# CHALLENGE
Copy every line with the string "learning" in it.

# Dataset records
** begin **

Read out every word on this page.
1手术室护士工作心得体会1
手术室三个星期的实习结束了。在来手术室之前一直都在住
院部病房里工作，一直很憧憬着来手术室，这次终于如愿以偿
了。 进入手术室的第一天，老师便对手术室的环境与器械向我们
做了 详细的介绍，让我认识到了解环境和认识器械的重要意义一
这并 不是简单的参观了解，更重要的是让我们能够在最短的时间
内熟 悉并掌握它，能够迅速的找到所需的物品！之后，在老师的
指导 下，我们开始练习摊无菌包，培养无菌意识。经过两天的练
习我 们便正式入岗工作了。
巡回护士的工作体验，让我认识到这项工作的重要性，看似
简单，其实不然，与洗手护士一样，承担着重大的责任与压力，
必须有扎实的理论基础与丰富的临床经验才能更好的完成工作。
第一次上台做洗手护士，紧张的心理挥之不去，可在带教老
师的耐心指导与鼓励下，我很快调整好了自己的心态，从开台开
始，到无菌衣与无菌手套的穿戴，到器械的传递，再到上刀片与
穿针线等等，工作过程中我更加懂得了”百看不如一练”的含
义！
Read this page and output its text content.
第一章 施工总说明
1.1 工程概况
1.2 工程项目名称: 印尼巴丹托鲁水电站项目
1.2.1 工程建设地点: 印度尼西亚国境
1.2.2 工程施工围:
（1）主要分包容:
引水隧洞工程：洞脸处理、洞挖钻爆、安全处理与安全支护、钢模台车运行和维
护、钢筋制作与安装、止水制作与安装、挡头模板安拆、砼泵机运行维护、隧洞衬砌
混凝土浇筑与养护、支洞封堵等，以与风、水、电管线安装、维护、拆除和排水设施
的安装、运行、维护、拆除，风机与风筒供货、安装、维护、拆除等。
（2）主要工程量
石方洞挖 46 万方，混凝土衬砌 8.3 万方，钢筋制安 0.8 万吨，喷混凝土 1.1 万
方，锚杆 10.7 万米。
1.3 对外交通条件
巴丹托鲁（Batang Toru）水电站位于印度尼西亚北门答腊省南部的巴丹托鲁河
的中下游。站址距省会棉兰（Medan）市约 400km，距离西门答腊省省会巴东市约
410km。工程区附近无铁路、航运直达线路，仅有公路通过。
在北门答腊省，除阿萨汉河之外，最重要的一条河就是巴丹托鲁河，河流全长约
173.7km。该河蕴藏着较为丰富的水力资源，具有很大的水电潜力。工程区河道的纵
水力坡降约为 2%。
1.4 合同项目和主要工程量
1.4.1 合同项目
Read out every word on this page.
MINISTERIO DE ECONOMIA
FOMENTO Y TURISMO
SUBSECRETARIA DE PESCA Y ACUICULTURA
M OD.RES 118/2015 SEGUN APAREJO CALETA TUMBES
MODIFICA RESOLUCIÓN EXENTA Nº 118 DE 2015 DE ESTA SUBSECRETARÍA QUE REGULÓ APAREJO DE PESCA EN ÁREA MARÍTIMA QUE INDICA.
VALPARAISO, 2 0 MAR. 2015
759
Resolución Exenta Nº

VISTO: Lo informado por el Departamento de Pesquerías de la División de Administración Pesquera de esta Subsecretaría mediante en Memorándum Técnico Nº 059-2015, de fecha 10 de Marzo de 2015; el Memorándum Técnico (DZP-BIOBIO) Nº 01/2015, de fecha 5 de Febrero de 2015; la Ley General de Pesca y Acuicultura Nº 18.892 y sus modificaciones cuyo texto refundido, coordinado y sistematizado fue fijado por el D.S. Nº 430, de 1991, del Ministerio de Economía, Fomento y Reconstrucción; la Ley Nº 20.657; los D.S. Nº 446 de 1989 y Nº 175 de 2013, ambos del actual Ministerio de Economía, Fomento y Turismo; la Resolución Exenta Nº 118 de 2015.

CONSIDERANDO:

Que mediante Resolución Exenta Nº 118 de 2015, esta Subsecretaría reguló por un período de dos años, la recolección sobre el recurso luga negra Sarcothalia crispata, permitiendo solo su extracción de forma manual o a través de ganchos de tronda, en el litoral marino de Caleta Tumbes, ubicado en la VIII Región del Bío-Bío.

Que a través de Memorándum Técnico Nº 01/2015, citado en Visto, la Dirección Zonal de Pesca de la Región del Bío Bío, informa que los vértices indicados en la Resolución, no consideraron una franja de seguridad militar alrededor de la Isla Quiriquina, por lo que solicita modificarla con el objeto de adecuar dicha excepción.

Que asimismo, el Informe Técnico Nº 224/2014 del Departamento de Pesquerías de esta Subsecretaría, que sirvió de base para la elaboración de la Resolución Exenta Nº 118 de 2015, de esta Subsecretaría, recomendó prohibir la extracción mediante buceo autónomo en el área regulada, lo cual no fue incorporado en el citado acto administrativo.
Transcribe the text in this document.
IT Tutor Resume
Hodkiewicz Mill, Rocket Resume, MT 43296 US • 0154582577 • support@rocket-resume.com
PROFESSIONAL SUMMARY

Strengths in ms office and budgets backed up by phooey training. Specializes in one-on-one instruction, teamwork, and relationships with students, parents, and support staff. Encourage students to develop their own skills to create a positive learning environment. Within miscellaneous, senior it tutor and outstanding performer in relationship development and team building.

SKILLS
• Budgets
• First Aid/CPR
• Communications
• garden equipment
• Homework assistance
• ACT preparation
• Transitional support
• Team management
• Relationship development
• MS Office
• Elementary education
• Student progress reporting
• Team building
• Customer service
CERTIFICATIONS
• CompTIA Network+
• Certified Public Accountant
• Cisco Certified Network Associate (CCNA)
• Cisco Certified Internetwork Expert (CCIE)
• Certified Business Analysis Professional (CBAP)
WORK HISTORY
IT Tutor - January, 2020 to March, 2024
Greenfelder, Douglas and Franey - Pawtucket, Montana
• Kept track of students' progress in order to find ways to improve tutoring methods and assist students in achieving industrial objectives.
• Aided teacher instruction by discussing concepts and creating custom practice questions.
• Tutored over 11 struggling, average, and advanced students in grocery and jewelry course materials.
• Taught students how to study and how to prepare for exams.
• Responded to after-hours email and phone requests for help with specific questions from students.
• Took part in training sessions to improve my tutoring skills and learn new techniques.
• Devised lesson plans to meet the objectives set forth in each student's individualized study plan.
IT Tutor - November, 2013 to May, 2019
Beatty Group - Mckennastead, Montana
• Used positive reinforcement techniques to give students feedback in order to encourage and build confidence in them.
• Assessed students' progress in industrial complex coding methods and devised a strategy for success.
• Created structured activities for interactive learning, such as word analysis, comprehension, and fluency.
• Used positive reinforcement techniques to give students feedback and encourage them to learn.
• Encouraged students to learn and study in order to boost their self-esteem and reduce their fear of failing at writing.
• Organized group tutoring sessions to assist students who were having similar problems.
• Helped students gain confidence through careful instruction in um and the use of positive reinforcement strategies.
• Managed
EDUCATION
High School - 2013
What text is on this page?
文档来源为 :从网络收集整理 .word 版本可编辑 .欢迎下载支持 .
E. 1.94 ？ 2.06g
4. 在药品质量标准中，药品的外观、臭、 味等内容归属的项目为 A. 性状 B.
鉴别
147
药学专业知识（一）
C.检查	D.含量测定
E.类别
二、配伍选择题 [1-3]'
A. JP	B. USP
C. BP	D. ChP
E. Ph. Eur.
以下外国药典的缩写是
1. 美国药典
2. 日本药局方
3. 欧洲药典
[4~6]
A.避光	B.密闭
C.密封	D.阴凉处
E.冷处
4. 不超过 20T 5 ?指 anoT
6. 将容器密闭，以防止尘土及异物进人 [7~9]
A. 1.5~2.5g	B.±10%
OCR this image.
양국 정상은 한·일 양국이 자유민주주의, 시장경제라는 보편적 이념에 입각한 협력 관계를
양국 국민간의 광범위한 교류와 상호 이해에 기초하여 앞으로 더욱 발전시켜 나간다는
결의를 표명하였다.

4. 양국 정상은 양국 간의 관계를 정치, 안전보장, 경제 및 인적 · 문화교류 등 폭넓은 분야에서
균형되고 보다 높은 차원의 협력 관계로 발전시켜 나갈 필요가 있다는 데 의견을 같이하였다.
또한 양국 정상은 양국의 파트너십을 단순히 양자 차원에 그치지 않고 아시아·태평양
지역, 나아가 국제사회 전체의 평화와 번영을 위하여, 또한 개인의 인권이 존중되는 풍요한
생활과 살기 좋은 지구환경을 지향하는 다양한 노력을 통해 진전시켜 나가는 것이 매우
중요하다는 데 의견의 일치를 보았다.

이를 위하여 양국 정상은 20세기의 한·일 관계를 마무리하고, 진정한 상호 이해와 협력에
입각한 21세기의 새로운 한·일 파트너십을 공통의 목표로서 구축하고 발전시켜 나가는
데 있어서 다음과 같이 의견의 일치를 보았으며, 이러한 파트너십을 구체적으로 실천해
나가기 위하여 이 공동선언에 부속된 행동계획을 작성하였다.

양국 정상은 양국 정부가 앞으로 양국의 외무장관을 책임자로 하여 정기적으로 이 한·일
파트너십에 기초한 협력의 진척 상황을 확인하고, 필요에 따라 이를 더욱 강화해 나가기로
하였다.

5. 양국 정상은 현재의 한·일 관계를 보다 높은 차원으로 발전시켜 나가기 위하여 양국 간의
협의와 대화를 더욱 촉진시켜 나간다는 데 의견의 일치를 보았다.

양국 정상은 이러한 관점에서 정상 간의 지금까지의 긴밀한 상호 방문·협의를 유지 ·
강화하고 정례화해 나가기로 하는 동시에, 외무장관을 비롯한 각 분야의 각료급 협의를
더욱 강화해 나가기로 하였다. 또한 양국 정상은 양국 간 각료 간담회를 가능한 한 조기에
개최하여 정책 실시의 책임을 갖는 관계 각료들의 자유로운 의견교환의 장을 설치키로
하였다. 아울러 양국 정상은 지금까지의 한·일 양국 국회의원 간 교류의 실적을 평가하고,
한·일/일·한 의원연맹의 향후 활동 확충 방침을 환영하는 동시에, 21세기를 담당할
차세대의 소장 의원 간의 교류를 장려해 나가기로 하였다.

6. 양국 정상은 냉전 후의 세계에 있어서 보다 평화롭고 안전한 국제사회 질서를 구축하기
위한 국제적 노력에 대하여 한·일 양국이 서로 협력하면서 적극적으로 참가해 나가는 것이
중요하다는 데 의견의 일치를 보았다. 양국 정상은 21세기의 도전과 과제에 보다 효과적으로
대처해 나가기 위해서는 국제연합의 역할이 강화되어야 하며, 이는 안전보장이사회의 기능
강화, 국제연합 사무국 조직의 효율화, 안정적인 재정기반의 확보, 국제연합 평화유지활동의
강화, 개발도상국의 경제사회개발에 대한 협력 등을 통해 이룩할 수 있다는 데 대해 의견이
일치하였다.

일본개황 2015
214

** end **

# FINAL RESULT
Strengths in ms office and budgets backed up by phooey training. Specializes in one-on-one instruction, teamwork, and relationships with students, parents, and support staff. Encourage students to develop their own skills to create a positive learning environment. Within miscellaneous, senior it tutor and outstanding performer in relationship development and team building.
• Created structured activities for interactive learning, such as word analysis, comprehension, and fluency.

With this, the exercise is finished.